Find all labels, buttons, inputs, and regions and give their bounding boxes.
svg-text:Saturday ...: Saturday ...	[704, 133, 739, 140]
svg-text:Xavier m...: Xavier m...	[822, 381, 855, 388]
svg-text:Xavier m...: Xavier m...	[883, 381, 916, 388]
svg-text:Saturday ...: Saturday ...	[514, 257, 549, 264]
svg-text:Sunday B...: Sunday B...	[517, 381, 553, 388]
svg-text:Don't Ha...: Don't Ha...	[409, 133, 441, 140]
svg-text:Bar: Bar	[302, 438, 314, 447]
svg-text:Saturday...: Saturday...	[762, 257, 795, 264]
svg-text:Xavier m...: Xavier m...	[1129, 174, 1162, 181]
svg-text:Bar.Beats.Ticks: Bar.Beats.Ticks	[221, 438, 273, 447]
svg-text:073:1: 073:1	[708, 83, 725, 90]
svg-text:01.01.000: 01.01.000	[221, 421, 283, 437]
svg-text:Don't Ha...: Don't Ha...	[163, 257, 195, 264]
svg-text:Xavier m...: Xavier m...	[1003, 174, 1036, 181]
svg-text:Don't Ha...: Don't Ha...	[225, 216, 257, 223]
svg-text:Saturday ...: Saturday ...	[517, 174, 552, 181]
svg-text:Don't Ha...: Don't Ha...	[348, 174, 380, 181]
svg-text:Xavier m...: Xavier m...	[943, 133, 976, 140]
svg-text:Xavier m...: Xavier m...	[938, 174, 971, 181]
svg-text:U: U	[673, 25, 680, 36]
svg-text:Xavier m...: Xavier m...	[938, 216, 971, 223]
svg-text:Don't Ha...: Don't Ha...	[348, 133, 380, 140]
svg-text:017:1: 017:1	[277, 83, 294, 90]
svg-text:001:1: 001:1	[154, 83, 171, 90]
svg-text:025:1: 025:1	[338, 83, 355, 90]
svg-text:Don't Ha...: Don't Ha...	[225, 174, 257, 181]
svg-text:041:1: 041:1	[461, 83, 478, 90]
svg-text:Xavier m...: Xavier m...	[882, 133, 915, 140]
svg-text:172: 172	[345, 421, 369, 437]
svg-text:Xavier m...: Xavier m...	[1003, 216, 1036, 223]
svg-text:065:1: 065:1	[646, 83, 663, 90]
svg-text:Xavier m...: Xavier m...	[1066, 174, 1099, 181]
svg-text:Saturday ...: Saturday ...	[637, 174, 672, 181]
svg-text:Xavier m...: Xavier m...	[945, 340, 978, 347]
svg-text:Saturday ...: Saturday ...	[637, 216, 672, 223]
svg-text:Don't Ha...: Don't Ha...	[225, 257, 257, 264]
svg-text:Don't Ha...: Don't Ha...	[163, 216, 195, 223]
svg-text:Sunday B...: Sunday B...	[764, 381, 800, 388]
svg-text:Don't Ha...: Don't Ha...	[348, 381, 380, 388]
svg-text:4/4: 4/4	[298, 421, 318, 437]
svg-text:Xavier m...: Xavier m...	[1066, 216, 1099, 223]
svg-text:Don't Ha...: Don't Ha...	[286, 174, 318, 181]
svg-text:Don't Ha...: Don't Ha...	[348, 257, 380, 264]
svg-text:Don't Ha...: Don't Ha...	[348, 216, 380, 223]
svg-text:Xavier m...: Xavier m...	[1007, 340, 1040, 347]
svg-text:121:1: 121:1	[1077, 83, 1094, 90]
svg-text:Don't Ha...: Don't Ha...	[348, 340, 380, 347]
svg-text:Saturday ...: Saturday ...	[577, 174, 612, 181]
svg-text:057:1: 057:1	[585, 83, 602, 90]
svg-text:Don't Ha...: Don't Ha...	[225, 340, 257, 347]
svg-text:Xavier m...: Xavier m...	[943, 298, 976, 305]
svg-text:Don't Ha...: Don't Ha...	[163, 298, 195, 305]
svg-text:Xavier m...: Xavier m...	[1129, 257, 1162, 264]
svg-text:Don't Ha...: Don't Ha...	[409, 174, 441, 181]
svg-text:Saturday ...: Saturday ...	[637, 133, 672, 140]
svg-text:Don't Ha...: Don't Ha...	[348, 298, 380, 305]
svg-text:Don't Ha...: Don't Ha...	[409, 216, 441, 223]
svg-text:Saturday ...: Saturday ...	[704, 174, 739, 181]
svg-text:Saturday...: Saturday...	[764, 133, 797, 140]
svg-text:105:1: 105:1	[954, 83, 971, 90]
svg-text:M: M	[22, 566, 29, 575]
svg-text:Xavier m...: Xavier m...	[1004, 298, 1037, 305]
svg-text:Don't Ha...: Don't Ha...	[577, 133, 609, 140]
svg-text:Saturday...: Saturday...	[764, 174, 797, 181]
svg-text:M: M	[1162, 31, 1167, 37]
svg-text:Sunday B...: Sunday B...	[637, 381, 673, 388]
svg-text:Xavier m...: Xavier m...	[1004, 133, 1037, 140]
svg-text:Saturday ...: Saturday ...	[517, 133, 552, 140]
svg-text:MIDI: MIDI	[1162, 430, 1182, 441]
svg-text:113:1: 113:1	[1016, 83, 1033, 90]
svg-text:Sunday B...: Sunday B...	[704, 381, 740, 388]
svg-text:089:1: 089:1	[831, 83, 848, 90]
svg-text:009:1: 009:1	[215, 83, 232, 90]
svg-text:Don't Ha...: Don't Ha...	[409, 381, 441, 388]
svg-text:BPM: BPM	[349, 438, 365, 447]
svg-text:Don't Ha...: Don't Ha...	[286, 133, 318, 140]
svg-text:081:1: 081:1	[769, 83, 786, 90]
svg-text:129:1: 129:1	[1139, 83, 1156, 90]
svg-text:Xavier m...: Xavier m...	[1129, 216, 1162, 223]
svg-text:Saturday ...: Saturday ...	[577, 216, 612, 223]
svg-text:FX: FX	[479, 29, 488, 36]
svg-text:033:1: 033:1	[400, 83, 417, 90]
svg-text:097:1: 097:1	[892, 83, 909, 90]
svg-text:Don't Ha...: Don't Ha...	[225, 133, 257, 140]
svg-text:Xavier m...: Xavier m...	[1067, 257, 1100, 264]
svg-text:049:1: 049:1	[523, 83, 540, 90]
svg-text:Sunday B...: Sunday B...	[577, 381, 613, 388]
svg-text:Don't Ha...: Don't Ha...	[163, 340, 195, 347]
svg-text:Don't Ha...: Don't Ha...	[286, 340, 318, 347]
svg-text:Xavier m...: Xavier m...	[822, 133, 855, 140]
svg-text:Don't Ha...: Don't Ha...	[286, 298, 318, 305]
——
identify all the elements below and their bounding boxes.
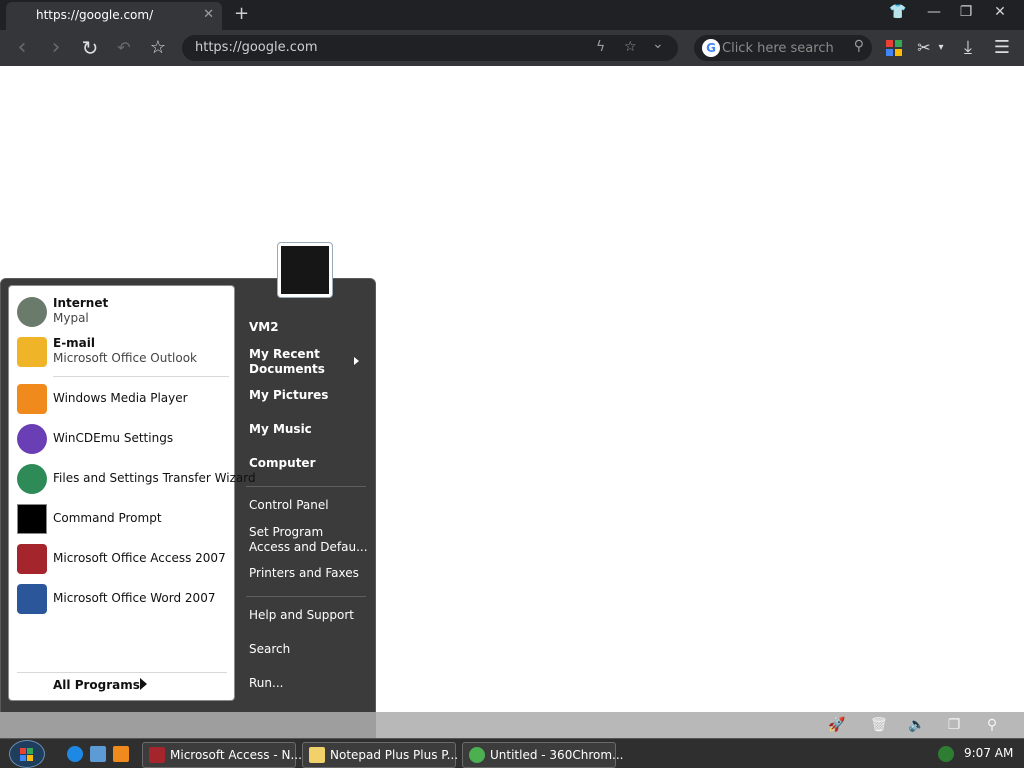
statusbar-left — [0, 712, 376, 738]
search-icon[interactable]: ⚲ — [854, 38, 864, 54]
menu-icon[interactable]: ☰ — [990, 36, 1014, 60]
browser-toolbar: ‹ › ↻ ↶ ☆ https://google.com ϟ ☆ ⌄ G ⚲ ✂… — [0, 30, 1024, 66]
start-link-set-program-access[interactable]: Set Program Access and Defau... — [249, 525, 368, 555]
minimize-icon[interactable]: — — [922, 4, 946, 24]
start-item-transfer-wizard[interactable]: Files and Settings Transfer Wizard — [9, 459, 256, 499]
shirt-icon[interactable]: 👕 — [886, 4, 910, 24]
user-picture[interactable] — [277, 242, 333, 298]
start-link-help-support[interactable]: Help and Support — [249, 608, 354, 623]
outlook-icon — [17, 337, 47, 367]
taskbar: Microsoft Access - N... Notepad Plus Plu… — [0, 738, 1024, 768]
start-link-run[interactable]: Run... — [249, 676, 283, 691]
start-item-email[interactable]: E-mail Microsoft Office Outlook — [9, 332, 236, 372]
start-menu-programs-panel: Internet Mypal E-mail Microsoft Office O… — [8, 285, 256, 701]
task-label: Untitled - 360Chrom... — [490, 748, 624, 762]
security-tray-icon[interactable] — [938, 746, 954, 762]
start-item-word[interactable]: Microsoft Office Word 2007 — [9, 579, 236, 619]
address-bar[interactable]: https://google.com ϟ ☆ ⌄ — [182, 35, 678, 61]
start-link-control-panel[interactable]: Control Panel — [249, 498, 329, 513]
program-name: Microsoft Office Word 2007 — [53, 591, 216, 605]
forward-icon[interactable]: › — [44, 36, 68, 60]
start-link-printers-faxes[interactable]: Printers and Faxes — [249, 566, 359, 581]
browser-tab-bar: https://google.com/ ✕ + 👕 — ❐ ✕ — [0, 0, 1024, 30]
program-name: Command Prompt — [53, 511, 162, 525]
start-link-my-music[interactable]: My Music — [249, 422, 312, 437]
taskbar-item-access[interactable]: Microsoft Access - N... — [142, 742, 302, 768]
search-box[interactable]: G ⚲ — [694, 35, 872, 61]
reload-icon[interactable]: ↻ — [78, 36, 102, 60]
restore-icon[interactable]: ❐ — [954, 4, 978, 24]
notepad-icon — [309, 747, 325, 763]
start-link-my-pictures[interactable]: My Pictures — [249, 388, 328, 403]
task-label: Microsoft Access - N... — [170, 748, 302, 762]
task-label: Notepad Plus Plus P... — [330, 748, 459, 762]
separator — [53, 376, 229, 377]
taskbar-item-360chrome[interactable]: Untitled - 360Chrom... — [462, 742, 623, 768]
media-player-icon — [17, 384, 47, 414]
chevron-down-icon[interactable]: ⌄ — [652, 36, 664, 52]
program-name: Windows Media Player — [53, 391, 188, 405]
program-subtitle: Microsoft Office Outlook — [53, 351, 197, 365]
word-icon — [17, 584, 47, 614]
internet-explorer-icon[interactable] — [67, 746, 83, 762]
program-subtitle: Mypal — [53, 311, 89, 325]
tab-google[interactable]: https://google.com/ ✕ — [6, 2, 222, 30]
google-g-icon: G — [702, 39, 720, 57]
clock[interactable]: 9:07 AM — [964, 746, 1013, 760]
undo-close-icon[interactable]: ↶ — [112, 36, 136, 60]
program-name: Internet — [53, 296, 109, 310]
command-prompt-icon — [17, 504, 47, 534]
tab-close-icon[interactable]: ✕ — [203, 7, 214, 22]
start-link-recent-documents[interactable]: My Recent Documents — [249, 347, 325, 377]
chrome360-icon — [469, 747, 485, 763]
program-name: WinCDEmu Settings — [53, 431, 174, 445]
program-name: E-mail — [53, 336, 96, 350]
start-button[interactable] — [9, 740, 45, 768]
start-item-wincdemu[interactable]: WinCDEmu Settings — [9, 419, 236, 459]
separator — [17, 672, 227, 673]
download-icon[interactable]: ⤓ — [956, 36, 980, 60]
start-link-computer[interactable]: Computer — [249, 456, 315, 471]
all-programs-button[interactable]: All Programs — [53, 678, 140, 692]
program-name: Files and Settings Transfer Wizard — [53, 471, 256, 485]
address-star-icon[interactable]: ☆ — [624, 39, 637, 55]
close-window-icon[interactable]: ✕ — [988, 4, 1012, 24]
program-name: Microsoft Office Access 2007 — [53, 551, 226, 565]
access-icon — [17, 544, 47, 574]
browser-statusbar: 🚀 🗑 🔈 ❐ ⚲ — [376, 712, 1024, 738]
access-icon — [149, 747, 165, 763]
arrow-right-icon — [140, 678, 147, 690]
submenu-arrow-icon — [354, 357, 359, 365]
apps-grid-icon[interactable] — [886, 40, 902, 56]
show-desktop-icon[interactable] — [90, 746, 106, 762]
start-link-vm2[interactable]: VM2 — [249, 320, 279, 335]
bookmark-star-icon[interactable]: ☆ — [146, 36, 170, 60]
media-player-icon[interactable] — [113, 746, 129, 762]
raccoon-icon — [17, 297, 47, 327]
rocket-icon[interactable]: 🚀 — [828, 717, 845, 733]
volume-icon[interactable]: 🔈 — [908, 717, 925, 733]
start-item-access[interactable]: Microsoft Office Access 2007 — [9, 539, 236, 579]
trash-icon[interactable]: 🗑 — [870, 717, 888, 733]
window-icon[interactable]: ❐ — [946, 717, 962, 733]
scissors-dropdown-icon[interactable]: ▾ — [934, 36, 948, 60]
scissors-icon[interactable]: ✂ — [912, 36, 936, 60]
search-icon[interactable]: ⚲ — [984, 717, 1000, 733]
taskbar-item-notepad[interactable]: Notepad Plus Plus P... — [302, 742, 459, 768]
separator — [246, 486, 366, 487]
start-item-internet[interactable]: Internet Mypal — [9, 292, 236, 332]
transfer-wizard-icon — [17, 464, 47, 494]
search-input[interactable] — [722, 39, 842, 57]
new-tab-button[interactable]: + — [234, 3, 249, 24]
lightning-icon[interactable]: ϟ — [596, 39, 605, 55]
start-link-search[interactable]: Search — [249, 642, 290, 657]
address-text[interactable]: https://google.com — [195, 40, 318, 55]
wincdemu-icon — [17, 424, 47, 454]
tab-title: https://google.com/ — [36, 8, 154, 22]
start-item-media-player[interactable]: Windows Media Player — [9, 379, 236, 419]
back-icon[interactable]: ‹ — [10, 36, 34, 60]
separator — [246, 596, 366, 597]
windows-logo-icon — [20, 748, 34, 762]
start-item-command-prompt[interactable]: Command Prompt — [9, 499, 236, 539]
——
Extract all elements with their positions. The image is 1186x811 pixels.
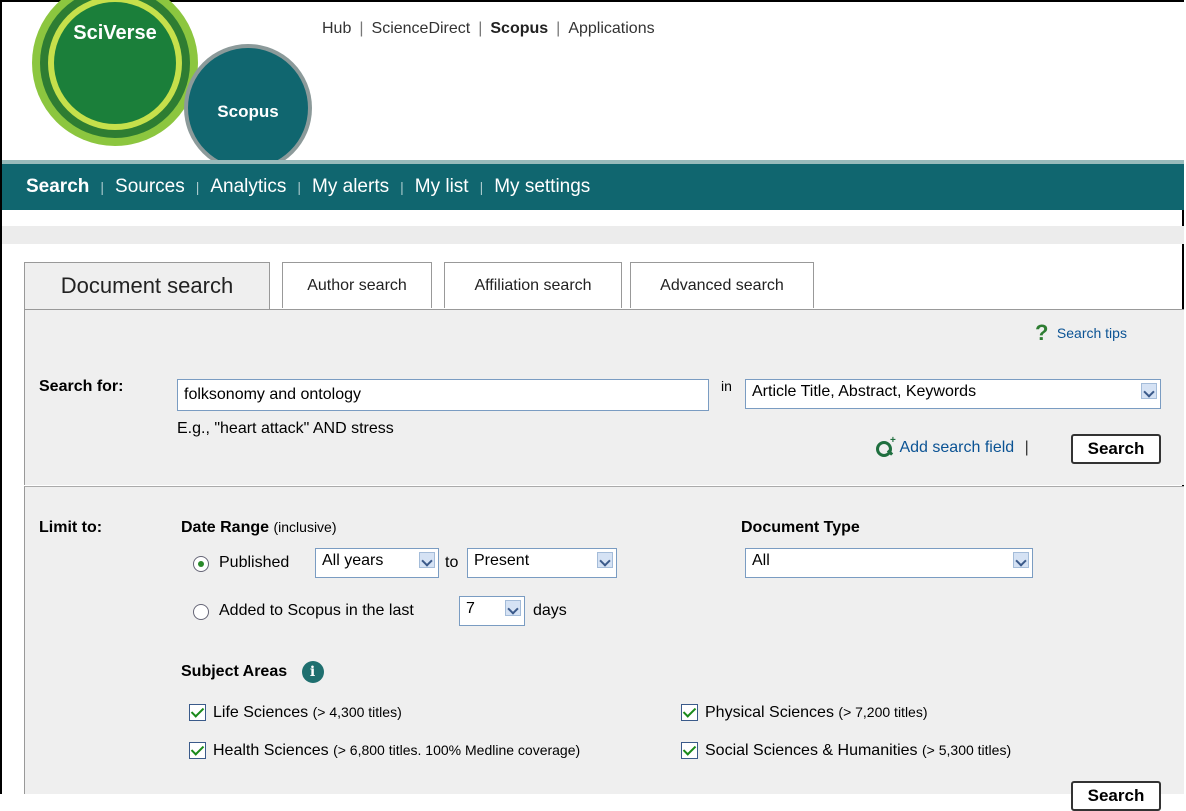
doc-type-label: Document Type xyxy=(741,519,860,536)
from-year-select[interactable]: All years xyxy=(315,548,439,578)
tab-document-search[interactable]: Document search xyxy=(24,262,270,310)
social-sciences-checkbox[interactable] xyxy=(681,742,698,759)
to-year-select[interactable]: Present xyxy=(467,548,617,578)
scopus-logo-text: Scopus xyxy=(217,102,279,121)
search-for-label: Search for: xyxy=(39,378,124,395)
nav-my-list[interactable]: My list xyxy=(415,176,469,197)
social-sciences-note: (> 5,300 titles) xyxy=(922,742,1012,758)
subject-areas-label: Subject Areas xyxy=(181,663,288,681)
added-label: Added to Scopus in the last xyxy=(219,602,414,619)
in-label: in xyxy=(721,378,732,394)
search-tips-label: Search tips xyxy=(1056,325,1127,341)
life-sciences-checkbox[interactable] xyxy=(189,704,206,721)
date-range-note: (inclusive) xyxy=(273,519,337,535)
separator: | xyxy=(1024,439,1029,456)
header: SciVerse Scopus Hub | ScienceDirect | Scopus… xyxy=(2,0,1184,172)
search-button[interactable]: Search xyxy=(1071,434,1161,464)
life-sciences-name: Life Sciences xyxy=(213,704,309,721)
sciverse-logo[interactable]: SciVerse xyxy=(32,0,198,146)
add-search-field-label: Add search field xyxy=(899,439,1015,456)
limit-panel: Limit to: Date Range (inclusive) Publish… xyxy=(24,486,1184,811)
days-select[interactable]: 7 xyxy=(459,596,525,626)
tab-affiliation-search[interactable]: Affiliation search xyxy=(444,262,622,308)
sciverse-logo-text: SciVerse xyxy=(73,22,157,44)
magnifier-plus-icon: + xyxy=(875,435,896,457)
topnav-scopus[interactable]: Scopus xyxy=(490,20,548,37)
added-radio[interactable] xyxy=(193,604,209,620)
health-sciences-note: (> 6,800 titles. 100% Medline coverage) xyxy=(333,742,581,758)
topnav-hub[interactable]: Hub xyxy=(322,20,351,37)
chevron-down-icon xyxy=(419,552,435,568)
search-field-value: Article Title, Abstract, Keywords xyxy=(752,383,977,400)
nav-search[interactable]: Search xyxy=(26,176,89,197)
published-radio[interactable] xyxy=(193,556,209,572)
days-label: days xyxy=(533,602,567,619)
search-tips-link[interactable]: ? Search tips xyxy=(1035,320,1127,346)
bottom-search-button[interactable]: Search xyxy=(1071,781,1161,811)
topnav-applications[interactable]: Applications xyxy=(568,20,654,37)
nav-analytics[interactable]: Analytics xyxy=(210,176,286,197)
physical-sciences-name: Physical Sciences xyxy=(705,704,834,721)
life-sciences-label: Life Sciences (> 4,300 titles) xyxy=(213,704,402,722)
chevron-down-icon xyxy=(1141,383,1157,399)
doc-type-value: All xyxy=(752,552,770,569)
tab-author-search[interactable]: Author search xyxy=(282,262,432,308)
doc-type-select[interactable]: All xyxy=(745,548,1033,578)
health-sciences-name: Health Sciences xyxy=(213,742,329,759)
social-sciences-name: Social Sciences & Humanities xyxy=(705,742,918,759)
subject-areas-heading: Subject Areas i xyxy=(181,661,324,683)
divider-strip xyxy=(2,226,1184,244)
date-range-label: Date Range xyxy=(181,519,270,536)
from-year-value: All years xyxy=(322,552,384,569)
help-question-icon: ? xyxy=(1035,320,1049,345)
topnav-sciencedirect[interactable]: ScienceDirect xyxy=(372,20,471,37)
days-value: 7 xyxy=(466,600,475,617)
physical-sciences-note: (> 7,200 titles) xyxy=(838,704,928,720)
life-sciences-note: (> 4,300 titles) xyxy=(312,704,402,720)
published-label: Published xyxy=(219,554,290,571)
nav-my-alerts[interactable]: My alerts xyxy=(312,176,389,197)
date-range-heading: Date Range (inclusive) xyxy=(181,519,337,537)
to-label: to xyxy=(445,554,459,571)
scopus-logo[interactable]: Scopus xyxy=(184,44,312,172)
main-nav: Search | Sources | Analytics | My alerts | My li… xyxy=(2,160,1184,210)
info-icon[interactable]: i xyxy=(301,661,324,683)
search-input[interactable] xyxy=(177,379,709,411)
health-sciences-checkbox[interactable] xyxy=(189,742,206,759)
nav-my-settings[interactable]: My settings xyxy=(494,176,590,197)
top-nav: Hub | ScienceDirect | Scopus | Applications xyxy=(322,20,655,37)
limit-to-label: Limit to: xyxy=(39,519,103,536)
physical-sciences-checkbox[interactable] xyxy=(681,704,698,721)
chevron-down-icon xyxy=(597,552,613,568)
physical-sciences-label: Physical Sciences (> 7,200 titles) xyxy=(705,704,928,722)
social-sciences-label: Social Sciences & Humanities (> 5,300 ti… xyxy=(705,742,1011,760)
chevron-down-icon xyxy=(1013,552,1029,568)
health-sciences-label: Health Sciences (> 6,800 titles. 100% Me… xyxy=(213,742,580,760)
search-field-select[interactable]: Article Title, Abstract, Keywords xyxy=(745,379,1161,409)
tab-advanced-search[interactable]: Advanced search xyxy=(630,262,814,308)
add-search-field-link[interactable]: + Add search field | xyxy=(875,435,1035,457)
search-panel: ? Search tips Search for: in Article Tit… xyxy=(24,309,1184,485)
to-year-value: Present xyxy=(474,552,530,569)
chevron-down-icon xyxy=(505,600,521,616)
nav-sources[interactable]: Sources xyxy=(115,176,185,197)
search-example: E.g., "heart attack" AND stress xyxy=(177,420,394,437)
——
Update the stretch of material from the line containing "Find all labels, buttons, inputs, and" through the line containing "174, 318, 181]", replacing "bounding boxes" with "positions" and changing nothing else.

Find all labels, buttons, inputs, and regions and give their positions.
svg-text:Saturday ...: Saturday ...	[704, 133, 739, 140]
svg-text:Xavier m...: Xavier m...	[822, 381, 855, 388]
svg-text:Xavier m...: Xavier m...	[883, 381, 916, 388]
svg-text:Saturday ...: Saturday ...	[514, 257, 549, 264]
svg-text:Sunday B...: Sunday B...	[517, 381, 553, 388]
svg-text:Don't Ha...: Don't Ha...	[409, 133, 441, 140]
svg-text:Bar: Bar	[302, 438, 314, 447]
svg-text:Saturday...: Saturday...	[762, 257, 795, 264]
svg-text:Xavier m...: Xavier m...	[1129, 174, 1162, 181]
svg-text:Bar.Beats.Ticks: Bar.Beats.Ticks	[221, 438, 273, 447]
svg-text:073:1: 073:1	[708, 83, 725, 90]
svg-text:01.01.000: 01.01.000	[221, 421, 283, 437]
svg-text:Don't Ha...: Don't Ha...	[163, 257, 195, 264]
svg-text:Xavier m...: Xavier m...	[1003, 174, 1036, 181]
svg-text:Don't Ha...: Don't Ha...	[225, 216, 257, 223]
svg-text:Saturday ...: Saturday ...	[517, 174, 552, 181]
svg-text:Don't Ha...: Don't Ha...	[348, 174, 380, 181]
svg-text:Xavier m...: Xavier m...	[943, 133, 976, 140]
svg-text:Xavier m...: Xavier m...	[938, 174, 971, 181]
svg-text:U: U	[673, 25, 680, 36]
svg-text:Xavier m...: Xavier m...	[938, 216, 971, 223]
svg-text:Don't Ha...: Don't Ha...	[348, 133, 380, 140]
svg-text:017:1: 017:1	[277, 83, 294, 90]
svg-text:001:1: 001:1	[154, 83, 171, 90]
svg-text:025:1: 025:1	[338, 83, 355, 90]
svg-text:Don't Ha...: Don't Ha...	[225, 174, 257, 181]
svg-text:041:1: 041:1	[461, 83, 478, 90]
svg-text:Xavier m...: Xavier m...	[882, 133, 915, 140]
svg-text:172: 172	[345, 421, 369, 437]
svg-text:Xavier m...: Xavier m...	[1003, 216, 1036, 223]
svg-text:065:1: 065:1	[646, 83, 663, 90]
svg-text:Xavier m...: Xavier m...	[1066, 174, 1099, 181]
svg-text:Saturday ...: Saturday ...	[637, 174, 672, 181]
svg-text:Xavier m...: Xavier m...	[945, 340, 978, 347]
svg-text:Saturday ...: Saturday ...	[637, 216, 672, 223]
svg-text:Don't Ha...: Don't Ha...	[225, 257, 257, 264]
svg-text:Don't Ha...: Don't Ha...	[163, 216, 195, 223]
svg-text:Sunday B...: Sunday B...	[764, 381, 800, 388]
svg-text:Don't Ha...: Don't Ha...	[348, 381, 380, 388]
svg-text:4/4: 4/4	[298, 421, 318, 437]
svg-text:Xavier m...: Xavier m...	[1066, 216, 1099, 223]
svg-text:Don't Ha...: Don't Ha...	[286, 174, 318, 181]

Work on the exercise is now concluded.